§ **Work required**
Write out all of the entries exactly as given.

***** Data extract

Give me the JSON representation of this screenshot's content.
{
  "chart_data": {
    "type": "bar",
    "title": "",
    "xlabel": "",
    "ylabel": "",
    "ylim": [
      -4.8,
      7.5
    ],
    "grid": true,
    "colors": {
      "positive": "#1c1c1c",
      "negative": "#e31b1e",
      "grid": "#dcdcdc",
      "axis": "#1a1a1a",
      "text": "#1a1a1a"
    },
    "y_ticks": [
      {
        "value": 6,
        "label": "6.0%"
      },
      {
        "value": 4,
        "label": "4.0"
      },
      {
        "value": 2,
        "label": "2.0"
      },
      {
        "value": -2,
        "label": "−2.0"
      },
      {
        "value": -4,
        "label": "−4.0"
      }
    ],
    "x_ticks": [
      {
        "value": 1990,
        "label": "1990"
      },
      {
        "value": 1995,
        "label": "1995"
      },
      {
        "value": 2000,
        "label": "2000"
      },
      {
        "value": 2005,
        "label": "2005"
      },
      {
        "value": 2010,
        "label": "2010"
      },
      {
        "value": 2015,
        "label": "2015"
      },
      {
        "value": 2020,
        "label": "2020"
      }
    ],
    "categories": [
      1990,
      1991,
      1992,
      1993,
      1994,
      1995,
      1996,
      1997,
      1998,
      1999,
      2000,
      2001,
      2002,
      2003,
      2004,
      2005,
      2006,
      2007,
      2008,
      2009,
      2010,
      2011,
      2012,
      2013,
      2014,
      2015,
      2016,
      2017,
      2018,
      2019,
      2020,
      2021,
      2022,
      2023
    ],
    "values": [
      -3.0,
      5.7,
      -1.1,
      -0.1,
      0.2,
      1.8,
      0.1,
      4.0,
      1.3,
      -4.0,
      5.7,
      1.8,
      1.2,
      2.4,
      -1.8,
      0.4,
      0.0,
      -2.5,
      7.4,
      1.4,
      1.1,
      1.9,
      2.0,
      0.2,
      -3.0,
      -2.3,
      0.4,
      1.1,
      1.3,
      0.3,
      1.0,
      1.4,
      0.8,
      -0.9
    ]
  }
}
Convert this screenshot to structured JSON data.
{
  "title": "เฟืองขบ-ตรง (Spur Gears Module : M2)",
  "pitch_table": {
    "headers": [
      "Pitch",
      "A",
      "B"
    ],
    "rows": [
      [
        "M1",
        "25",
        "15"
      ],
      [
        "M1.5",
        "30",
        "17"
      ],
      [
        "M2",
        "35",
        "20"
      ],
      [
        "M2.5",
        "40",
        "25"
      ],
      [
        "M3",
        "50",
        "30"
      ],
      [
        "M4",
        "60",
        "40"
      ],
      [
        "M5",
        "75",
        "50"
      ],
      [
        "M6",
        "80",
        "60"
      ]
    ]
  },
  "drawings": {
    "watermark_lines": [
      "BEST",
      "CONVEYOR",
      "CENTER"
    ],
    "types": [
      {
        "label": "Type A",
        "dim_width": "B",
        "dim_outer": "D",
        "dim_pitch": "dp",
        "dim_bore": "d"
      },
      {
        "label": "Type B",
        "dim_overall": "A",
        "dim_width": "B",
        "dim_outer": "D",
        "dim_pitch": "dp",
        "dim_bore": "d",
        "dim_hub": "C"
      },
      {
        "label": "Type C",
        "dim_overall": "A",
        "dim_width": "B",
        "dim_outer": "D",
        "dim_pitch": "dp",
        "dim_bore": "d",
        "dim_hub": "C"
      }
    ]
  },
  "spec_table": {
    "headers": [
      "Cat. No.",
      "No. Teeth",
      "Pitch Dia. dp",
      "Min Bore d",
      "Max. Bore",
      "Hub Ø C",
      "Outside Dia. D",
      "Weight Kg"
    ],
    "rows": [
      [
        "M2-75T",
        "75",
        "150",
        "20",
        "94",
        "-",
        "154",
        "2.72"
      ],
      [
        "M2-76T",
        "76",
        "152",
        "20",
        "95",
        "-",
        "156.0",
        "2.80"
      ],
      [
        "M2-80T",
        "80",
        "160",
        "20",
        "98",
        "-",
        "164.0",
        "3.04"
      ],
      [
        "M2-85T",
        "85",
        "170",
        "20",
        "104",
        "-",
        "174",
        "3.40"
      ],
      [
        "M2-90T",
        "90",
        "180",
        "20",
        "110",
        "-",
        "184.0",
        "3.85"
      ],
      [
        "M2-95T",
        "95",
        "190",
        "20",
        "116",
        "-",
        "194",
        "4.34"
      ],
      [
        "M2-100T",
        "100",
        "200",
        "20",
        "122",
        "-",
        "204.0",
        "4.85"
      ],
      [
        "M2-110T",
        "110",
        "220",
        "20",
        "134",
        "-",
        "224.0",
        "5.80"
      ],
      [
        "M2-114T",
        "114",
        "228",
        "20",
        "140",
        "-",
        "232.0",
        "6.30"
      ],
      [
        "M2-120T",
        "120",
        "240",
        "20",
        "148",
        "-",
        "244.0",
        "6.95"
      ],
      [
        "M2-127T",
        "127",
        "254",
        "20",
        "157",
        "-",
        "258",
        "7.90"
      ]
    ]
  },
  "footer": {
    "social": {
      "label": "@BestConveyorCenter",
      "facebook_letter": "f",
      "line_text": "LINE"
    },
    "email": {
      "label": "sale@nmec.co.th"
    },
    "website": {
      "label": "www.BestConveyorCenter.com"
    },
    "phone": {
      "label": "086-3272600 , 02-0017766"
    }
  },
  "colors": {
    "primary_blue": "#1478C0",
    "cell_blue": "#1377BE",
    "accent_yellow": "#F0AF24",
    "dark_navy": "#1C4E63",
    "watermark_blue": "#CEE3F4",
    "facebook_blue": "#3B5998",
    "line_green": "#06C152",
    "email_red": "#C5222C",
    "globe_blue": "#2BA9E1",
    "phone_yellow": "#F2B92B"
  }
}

**********

§ **Answer**
Give me the JSON representation of this screenshot's content.
{
  "chart_data": {
    "type": "bar",
    "title": "",
    "xlabel": "",
    "ylabel": "",
    "ylim": [
      -4.8,
      7.5
    ],
    "grid": true,
    "colors": {
      "positive": "#1c1c1c",
      "negative": "#e31b1e",
      "grid": "#dcdcdc",
      "axis": "#1a1a1a",
      "text": "#1a1a1a"
    },
    "y_ticks": [
      {
        "value": 6,
        "label": "6.0%"
      },
      {
        "value": 4,
        "label": "4.0"
      },
      {
        "value": 2,
        "label": "2.0"
      },
      {
        "value": -2,
        "label": "−2.0"
      },
      {
        "value": -4,
        "label": "−4.0"
      }
    ],
    "x_ticks": [
      {
        "value": 1990,
        "label": "1990"
      },
      {
        "value": 1995,
        "label": "1995"
      },
      {
        "value": 2000,
        "label": "2000"
      },
      {
        "value": 2005,
        "label": "2005"
      },
      {
        "value": 2010,
        "label": "2010"
      },
      {
        "value": 2015,
        "label": "2015"
      },
      {
        "value": 2020,
        "label": "2020"
      }
    ],
    "categories": [
      1990,
      1991,
      1992,
      1993,
      1994,
      1995,
      1996,
      1997,
      1998,
      1999,
      2000,
      2001,
      2002,
      2003,
      2004,
      2005,
      2006,
      2007,
      2008,
      2009,
      2010,
      2011,
      2012,
      2013,
      2014,
      2015,
      2016,
      2017,
      2018,
      2019,
      2020,
      2021,
      2022,
      2023
    ],
    "values": [
      -3.0,
      5.7,
      -1.1,
      -0.1,
      0.2,
      1.8,
      0.1,
      4.0,
      1.3,
      -4.0,
      5.7,
      1.8,
      1.2,
      2.4,
      -1.8,
      0.4,
      0.0,
      -2.5,
      7.4,
      1.4,
      1.1,
      1.9,
      2.0,
      0.2,
      -3.0,
      -2.3,
      0.4,
      1.1,
      1.3,
      0.3,
      1.0,
      1.4,
      0.8,
      -0.9
    ]
  }
}
Convert this screenshot to structured JSON data.
{
  "title": "เฟืองขบ-ตรง (Spur Gears Module : M2)",
  "pitch_table": {
    "headers": [
      "Pitch",
      "A",
      "B"
    ],
    "rows": [
      [
        "M1",
        "25",
        "15"
      ],
      [
        "M1.5",
        "30",
        "17"
      ],
      [
        "M2",
        "35",
        "20"
      ],
      [
        "M2.5",
        "40",
        "25"
      ],
      [
        "M3",
        "50",
        "30"
      ],
      [
        "M4",
        "60",
        "40"
      ],
      [
        "M5",
        "75",
        "50"
      ],
      [
        "M6",
        "80",
        "60"
      ]
    ]
  },
  "drawings": {
    "watermark_lines": [
      "BEST",
      "CONVEYOR",
      "CENTER"
    ],
    "types": [
      {
        "label": "Type A",
        "dim_width": "B",
        "dim_outer": "D",
        "dim_pitch": "dp",
        "dim_bore": "d"
      },
      {
        "label": "Type B",
        "dim_overall": "A",
        "dim_width": "B",
        "dim_outer": "D",
        "dim_pitch": "dp",
        "dim_bore": "d",
        "dim_hub": "C"
      },
      {
        "label": "Type C",
        "dim_overall": "A",
        "dim_width": "B",
        "dim_outer": "D",
        "dim_pitch": "dp",
        "dim_bore": "d",
        "dim_hub": "C"
      }
    ]
  },
  "spec_table": {
    "headers": [
      "Cat. No.",
      "No. Teeth",
      "Pitch Dia. dp",
      "Min Bore d",
      "Max. Bore",
      "Hub Ø C",
      "Outside Dia. D",
      "Weight Kg"
    ],
    "rows": [
      [
        "M2-75T",
        "75",
        "150",
        "20",
        "94",
        "-",
        "154",
        "2.72"
      ],
      [
        "M2-76T",
        "76",
        "152",
        "20",
        "95",
        "-",
        "156.0",
        "2.80"
      ],
      [
        "M2-80T",
        "80",
        "160",
        "20",
        "98",
        "-",
        "164.0",
        "3.04"
      ],
      [
        "M2-85T",
        "85",
        "170",
        "20",
        "104",
        "-",
        "174",
        "3.40"
      ],
      [
        "M2-90T",
        "90",
        "180",
        "20",
        "110",
        "-",
        "184.0",
        "3.85"
      ],
      [
        "M2-95T",
        "95",
        "190",
        "20",
        "116",
        "-",
        "194",
        "4.34"
      ],
      [
        "M2-100T",
        "100",
        "200",
        "20",
        "122",
        "-",
        "204.0",
        "4.85"
      ],
      [
        "M2-110T",
        "110",
        "220",
        "20",
        "134",
        "-",
        "224.0",
        "5.80"
      ],
      [
        "M2-114T",
        "114",
        "228",
        "20",
        "140",
        "-",
        "232.0",
        "6.30"
      ],
      [
        "M2-120T",
        "120",
        "240",
        "20",
        "148",
        "-",
        "244.0",
        "6.95"
      ],
      [
        "M2-127T",
        "127",
        "254",
        "20",
        "157",
        "-",
        "258",
        "7.90"
      ]
    ]
  },
  "footer": {
    "social": {
      "label": "@BestConveyorCenter",
      "facebook_letter": "f",
      "line_text": "LINE"
    },
    "email": {
      "label": "sale@nmec.co.th"
    },
    "website": {
      "label": "www.BestConveyorCenter.com"
    },
    "phone": {
      "label": "086-3272600 , 02-0017766"
    }
  },
  "colors": {
    "primary_blue": "#1478C0",
    "cell_blue": "#1377BE",
    "accent_yellow": "#F0AF24",
    "dark_navy": "#1C4E63",
    "watermark_blue": "#CEE3F4",
    "facebook_blue": "#3B5998",
    "line_green": "#06C152",
    "email_red": "#C5222C",
    "globe_blue": "#2BA9E1",
    "phone_yellow": "#F2B92B"
  }
}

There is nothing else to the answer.